**TASK BRIEF**
Read through the entries below and return each line with the word "name".

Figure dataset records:
◇ ◇ ◇ ◇ ◇ ◇ ◇

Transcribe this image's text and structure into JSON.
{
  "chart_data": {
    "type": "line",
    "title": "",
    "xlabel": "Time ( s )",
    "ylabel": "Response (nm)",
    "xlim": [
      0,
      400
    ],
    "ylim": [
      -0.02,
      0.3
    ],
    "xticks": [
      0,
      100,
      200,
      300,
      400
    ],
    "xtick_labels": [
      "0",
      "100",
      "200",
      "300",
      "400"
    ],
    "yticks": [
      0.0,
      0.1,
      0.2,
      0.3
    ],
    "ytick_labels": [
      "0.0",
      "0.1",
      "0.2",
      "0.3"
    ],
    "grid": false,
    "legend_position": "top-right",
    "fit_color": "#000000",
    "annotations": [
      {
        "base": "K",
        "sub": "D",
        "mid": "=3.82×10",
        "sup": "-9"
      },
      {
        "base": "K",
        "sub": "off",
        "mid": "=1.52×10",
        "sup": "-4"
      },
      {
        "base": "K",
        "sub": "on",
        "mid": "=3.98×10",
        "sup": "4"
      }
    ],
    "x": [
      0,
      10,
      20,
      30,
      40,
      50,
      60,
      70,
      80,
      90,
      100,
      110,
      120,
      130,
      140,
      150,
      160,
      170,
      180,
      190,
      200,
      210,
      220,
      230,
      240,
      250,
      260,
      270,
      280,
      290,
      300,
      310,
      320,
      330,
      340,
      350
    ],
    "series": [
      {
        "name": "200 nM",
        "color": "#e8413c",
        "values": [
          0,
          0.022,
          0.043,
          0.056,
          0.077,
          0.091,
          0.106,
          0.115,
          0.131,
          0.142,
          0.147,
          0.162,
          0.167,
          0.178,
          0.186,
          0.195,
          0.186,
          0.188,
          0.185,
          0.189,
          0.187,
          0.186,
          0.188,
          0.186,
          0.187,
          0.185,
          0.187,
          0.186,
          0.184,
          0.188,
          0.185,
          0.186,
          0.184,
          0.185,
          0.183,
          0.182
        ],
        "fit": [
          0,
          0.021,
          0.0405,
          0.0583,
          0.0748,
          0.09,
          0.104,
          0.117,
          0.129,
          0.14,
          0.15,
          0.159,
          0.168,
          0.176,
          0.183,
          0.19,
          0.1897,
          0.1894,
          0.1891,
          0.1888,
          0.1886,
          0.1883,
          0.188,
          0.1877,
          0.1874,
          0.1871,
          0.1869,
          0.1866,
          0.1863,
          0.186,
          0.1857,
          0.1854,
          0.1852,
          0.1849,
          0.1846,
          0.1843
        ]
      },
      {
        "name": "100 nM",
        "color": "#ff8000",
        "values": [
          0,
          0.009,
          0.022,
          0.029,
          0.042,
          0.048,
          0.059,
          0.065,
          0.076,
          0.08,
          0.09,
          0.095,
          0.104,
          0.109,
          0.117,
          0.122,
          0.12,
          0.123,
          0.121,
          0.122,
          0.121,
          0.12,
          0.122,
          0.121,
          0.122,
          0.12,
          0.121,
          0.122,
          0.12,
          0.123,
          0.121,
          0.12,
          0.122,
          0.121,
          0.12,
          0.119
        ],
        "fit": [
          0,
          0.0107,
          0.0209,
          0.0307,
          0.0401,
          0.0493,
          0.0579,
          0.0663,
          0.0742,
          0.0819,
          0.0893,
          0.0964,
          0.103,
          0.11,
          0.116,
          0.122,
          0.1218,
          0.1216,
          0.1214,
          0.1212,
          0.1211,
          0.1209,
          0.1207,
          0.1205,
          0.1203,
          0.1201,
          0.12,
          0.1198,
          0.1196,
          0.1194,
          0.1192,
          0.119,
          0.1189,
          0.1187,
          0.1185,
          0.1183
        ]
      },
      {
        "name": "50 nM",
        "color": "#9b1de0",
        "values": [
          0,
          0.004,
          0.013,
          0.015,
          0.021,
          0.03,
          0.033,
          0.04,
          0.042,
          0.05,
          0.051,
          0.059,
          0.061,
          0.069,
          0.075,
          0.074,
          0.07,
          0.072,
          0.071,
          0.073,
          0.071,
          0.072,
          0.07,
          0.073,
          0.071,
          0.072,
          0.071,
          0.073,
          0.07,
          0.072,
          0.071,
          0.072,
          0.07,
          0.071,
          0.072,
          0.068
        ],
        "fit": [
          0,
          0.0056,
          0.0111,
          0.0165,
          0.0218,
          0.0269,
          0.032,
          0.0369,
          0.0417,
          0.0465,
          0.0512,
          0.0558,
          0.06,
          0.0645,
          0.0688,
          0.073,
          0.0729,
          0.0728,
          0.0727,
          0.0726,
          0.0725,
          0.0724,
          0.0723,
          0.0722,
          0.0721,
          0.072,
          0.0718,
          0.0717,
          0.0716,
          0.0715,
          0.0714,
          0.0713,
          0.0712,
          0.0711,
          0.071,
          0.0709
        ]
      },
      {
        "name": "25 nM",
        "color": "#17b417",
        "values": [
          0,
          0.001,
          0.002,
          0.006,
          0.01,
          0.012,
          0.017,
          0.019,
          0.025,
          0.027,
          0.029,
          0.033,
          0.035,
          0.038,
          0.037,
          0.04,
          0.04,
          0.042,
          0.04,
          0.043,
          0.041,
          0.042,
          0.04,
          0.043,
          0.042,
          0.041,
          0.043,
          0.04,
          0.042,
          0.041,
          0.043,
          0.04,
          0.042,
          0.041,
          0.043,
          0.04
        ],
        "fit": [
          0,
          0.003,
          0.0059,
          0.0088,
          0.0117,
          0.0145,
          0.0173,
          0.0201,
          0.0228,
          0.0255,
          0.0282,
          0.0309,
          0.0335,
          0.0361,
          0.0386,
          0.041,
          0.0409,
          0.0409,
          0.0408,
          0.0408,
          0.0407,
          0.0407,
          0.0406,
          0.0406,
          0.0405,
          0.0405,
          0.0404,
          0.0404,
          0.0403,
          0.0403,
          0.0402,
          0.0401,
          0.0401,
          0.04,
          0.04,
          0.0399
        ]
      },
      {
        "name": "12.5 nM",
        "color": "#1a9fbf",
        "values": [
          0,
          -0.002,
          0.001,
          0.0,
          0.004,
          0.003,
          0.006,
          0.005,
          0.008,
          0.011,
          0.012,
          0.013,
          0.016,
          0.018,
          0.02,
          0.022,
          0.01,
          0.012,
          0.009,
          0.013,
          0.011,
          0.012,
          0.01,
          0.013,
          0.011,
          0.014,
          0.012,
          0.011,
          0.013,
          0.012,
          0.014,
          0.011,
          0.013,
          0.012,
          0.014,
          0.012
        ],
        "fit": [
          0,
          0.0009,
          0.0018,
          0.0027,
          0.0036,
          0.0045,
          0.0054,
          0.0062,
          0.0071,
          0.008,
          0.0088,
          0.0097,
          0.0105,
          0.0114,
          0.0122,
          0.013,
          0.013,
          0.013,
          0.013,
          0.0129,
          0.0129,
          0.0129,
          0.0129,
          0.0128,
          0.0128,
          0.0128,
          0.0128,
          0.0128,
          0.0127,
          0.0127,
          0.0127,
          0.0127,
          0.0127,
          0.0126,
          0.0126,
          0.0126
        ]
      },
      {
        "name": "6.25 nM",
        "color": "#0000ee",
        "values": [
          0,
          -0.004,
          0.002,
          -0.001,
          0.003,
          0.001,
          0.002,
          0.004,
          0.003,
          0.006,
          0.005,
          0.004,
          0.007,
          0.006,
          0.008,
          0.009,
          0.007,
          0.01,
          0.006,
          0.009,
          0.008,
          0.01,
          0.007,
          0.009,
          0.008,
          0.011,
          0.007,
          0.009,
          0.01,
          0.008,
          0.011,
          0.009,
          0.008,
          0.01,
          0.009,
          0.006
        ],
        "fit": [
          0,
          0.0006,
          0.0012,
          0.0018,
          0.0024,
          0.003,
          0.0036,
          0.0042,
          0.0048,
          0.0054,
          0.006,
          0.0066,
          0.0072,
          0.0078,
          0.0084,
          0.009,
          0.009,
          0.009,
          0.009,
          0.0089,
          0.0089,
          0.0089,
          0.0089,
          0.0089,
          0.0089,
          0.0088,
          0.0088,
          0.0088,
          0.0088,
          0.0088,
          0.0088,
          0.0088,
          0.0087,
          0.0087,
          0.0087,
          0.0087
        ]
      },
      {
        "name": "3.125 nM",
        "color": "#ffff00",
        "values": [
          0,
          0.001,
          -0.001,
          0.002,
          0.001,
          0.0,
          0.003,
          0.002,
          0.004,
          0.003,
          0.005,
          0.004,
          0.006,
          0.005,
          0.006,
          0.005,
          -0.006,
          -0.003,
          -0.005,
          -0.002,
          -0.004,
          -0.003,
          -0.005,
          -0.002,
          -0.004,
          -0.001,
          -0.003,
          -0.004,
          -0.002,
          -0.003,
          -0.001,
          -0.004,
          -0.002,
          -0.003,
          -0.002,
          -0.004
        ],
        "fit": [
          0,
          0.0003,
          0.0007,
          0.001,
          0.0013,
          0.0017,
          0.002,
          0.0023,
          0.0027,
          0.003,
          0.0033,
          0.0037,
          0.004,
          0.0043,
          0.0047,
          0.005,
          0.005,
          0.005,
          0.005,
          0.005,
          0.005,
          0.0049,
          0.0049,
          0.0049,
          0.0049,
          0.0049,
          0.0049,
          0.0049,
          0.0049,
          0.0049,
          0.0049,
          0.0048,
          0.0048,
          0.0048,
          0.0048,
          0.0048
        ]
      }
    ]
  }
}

◇ ◇ ◇ ◇ ◇ ◇ ◇

**RESPONSE TO THE TASK**
        "name": "200 nM",
        "name": "100 nM",
        "name": "50 nM",
        "name": "25 nM",
        "name": "12.5 nM",
        "name": "6.25 nM",
        "name": "3.125 nM",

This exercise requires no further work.